→ STATED EXERCISE: Locate every line in the material below that has the word "playing". Copy each of those lines.

→ GIVEN DATA:

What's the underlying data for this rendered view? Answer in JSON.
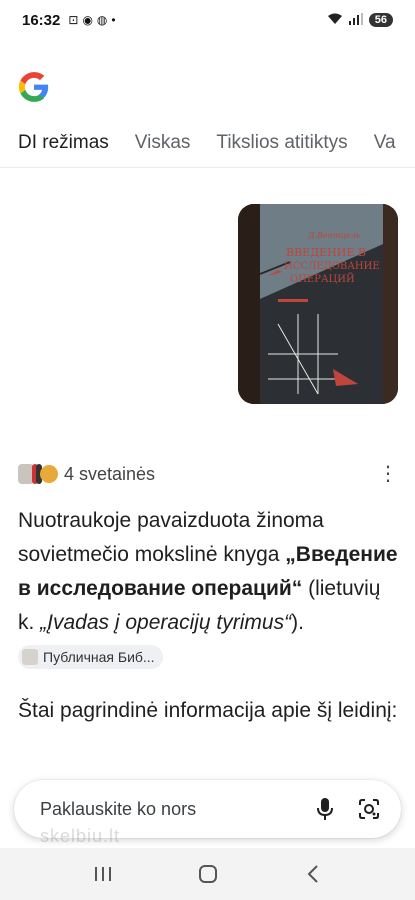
{
  "status": {
    "time": "16:32",
    "battery": "56"
  },
  "tabs": [
    {
      "label": "DI režimas",
      "active": true
    },
    {
      "label": "Viskas",
      "active": false
    },
    {
      "label": "Tikslios atitiktys",
      "active": false
    },
    {
      "label": "Va",
      "active": false
    }
  ],
  "image_card": {
    "book_title": "Введение в исследование операций",
    "book_author": "Д.Вентцель"
  },
  "sources": {
    "label": "4 svetainės"
  },
  "answer": {
    "line_prefix": "Nuotraukoje pavaizduota žinoma sovietmečio mokslinė knyga ",
    "book_bold": "„Введение в исследование операций“",
    "middle": " (lietuvių k. ",
    "italic": "„Įvadas į operacijų tyrimus“",
    "end": ").",
    "chip_label": "Публичная Биб..."
  },
  "intro": "Štai pagrindinė informacija apie šį leidinį:",
  "ask": {
    "placeholder": "Paklauskite ko nors"
  },
  "watermark": "skelbiu.lt"
}
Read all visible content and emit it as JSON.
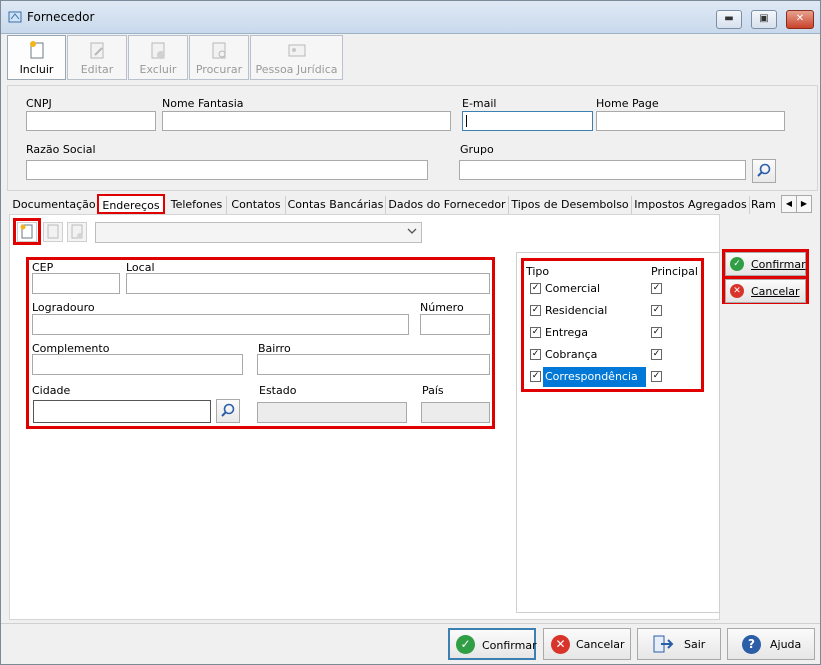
{
  "window": {
    "title": "Fornecedor"
  },
  "toolbar": {
    "buttons": [
      {
        "label": "Incluir",
        "enabled": true
      },
      {
        "label": "Editar",
        "enabled": false
      },
      {
        "label": "Excluir",
        "enabled": false
      },
      {
        "label": "Procurar",
        "enabled": false
      },
      {
        "label": "Pessoa Jurídica",
        "enabled": false
      }
    ]
  },
  "header": {
    "cnpj_label": "CNPJ",
    "nome_fantasia_label": "Nome Fantasia",
    "email_label": "E-mail",
    "home_page_label": "Home Page",
    "razao_social_label": "Razão Social",
    "grupo_label": "Grupo"
  },
  "tabs": [
    {
      "label": "Documentação",
      "active": false
    },
    {
      "label": "Endereços",
      "active": true
    },
    {
      "label": "Telefones",
      "active": false
    },
    {
      "label": "Contatos",
      "active": false
    },
    {
      "label": "Contas Bancárias",
      "active": false
    },
    {
      "label": "Dados do Fornecedor",
      "active": false
    },
    {
      "label": "Tipos de Desembolso",
      "active": false
    },
    {
      "label": "Impostos Agregados",
      "active": false
    },
    {
      "label": "Ram",
      "active": false
    }
  ],
  "address": {
    "cep_label": "CEP",
    "local_label": "Local",
    "logradouro_label": "Logradouro",
    "numero_label": "Número",
    "complemento_label": "Complemento",
    "bairro_label": "Bairro",
    "cidade_label": "Cidade",
    "estado_label": "Estado",
    "pais_label": "País"
  },
  "tipo_grid": {
    "col_tipo": "Tipo",
    "col_principal": "Principal",
    "rows": [
      {
        "tipo": "Comercial",
        "tipo_checked": true,
        "principal_checked": true,
        "selected": false
      },
      {
        "tipo": "Residencial",
        "tipo_checked": true,
        "principal_checked": true,
        "selected": false
      },
      {
        "tipo": "Entrega",
        "tipo_checked": true,
        "principal_checked": true,
        "selected": false
      },
      {
        "tipo": "Cobrança",
        "tipo_checked": true,
        "principal_checked": true,
        "selected": false
      },
      {
        "tipo": "Correspondência",
        "tipo_checked": true,
        "principal_checked": true,
        "selected": true
      }
    ]
  },
  "side_buttons": {
    "confirmar": "Confirmar",
    "cancelar": "Cancelar"
  },
  "bottom_buttons": {
    "confirmar": "Confirmar",
    "cancelar": "Cancelar",
    "sair": "Sair",
    "ajuda": "Ajuda"
  },
  "colors": {
    "accent": "#e00000",
    "selection": "#0078d7",
    "confirm": "#2f9e44",
    "cancel": "#d9342b",
    "help": "#2b5ea7"
  }
}
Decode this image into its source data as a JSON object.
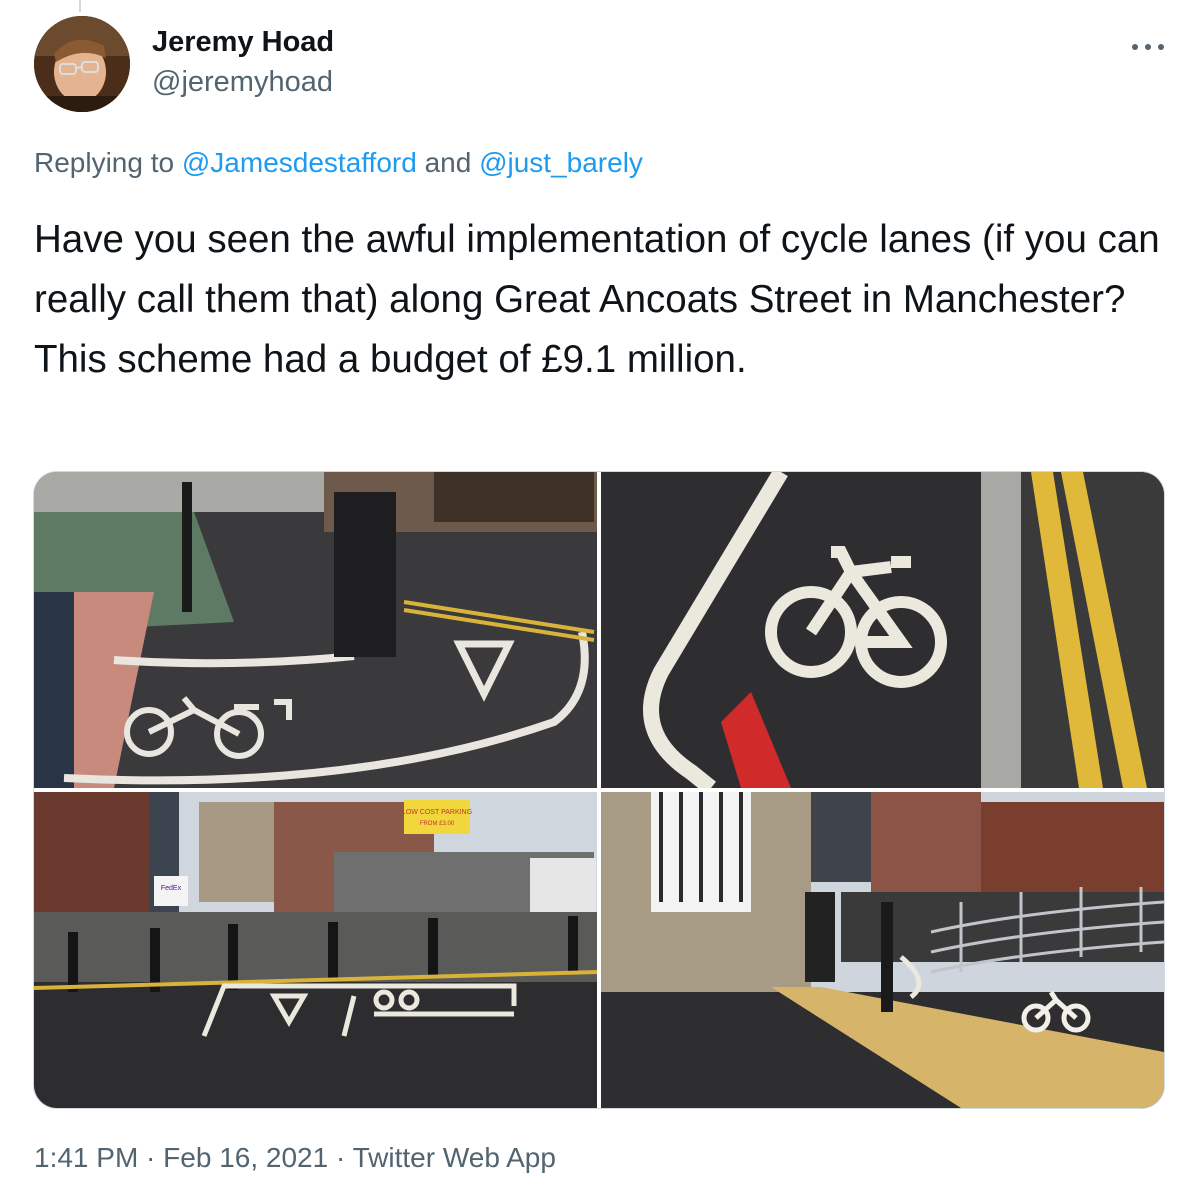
{
  "author": {
    "name": "Jeremy Hoad",
    "handle": "@jeremyhoad"
  },
  "reply": {
    "prefix": "Replying to ",
    "user1": "@Jamesdestafford",
    "joiner": " and ",
    "user2": "@just_barely"
  },
  "tweet": {
    "text": "Have you seen the awful implementation of cycle lanes (if you can really call them that) along Great Ancoats Street in Manchester? This scheme had a budget of £9.1 million."
  },
  "photos": {
    "sign_line1": "LOW COST PARKING",
    "sign_line2": "FROM £3.00",
    "van_text": "FedEx"
  },
  "meta": {
    "time": "1:41 PM",
    "dot": " · ",
    "date": "Feb 16, 2021",
    "app": "Twitter Web App"
  },
  "colors": {
    "link": "#1d9bf0",
    "secondary_text": "#536471"
  },
  "icons": {
    "more": "more-horizontal-icon"
  }
}
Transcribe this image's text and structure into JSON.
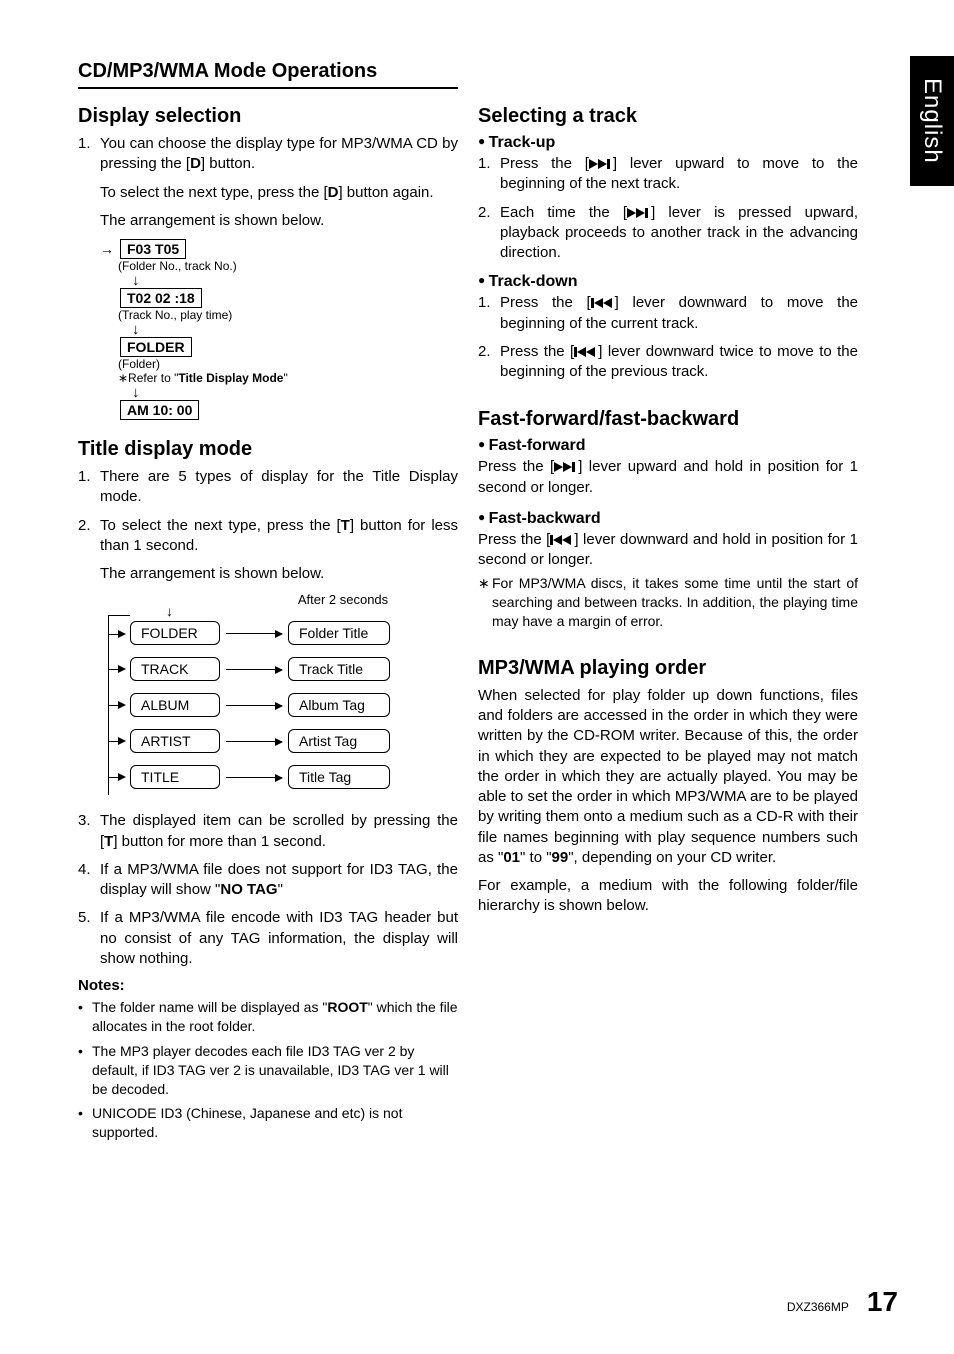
{
  "sideTab": "English",
  "sectionHeader": "CD/MP3/WMA Mode Operations",
  "left": {
    "displaySelection": {
      "title": "Display selection",
      "item1_num": "1.",
      "item1_text_a": "You can choose the display type for MP3/WMA CD by pressing the [",
      "item1_bold": "D",
      "item1_text_b": "] button.",
      "para2_a": "To select the next type, press the [",
      "para2_bold": "D",
      "para2_b": "] button again.",
      "para3": "The arrangement is shown below.",
      "diagram": {
        "box1": "F03 T05",
        "cap1": "(Folder No., track No.)",
        "box2": "T02 02 :18",
        "cap2": "(Track No., play time)",
        "box3": "FOLDER",
        "cap3a": "(Folder)",
        "cap3b_a": "∗Refer to \"",
        "cap3b_bold": "Title Display Mode",
        "cap3b_b": "\"",
        "box4": "AM 10: 00"
      }
    },
    "titleDisplayMode": {
      "title": "Title display mode",
      "item1_num": "1.",
      "item1": "There are 5 types of display for the Title Display mode.",
      "item2_num": "2.",
      "item2_a": "To select the next type, press the [",
      "item2_bold": "T",
      "item2_b": "] button for less than 1 second.",
      "para": "The arrangement is shown below.",
      "after2s": "After 2 seconds",
      "rows": [
        {
          "left": "FOLDER",
          "right": "Folder Title"
        },
        {
          "left": "TRACK",
          "right": "Track Title"
        },
        {
          "left": "ALBUM",
          "right": "Album Tag"
        },
        {
          "left": "ARTIST",
          "right": "Artist Tag"
        },
        {
          "left": "TITLE",
          "right": "Title Tag"
        }
      ],
      "item3_num": "3.",
      "item3_a": "The displayed item can be scrolled by pressing the [",
      "item3_bold": "T",
      "item3_b": "] button for more than 1 second.",
      "item4_num": "4.",
      "item4_a": "If a MP3/WMA file does not support for ID3 TAG, the display will show \"",
      "item4_bold": "NO TAG",
      "item4_b": "\"",
      "item5_num": "5.",
      "item5": "If a MP3/WMA file encode with ID3 TAG header but no consist of any TAG information, the display will show nothing.",
      "notesHead": "Notes:",
      "note1_a": "The folder name will be displayed as \"",
      "note1_bold": "ROOT",
      "note1_b": "\" which the file allocates in the root folder.",
      "note2": "The MP3 player decodes each file ID3 TAG ver 2 by default, if ID3 TAG ver 2 is unavailable, ID3 TAG ver 1 will be decoded.",
      "note3": "UNICODE ID3 (Chinese, Japanese and etc) is not supported."
    }
  },
  "right": {
    "selectingTrack": {
      "title": "Selecting a track",
      "trackUpHead": "Track-up",
      "tu1_num": "1.",
      "tu1_a": "Press the [",
      "tu1_b": "] lever upward to move to the beginning of the next track.",
      "tu2_num": "2.",
      "tu2_a": "Each time the [",
      "tu2_b": "] lever is pressed upward, playback proceeds to another track in the advancing direction.",
      "trackDownHead": "Track-down",
      "td1_num": "1.",
      "td1_a": "Press the [",
      "td1_b": "] lever downward to move the beginning of the current track.",
      "td2_num": "2.",
      "td2_a": "Press the [",
      "td2_b": "] lever downward twice to move to the beginning of the previous track."
    },
    "fastFwd": {
      "title": "Fast-forward/fast-backward",
      "ffHead": "Fast-forward",
      "ff_a": "Press the [",
      "ff_b": "] lever upward and hold in position for 1 second or longer.",
      "fbHead": "Fast-backward",
      "fb_a": "Press the [",
      "fb_b": "] lever downward and hold in position for 1 second or longer.",
      "ast": "∗",
      "astNote": "For MP3/WMA discs, it takes some time until the start of searching and between tracks. In addition, the playing time may have a margin of error."
    },
    "playOrder": {
      "title": "MP3/WMA playing order",
      "para1_a": "When selected for play folder up down functions, files and folders are accessed in the order in which they were written by the CD-ROM writer. Because of this, the order in which they are expected to be played may not match the order in which they are actually played. You may be able to set the order in which MP3/WMA are to be played by writing them onto a medium such as a CD-R with their file names beginning with play sequence numbers such as \"",
      "para1_b1": "01",
      "para1_mid": "\" to \"",
      "para1_b2": "99",
      "para1_c": "\", depending on your CD writer.",
      "para2": "For example, a medium with the following folder/file hierarchy is shown below."
    }
  },
  "footer": {
    "model": "DXZ366MP",
    "page": "17"
  }
}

→ SOLUTION FOR THIS PROBLEM:
      "astNote": "For MP3/WMA discs, it takes some time until the start of searching and between tracks. In addition, the playing time may have a margin of error."
      "title": "MP3/WMA playing order",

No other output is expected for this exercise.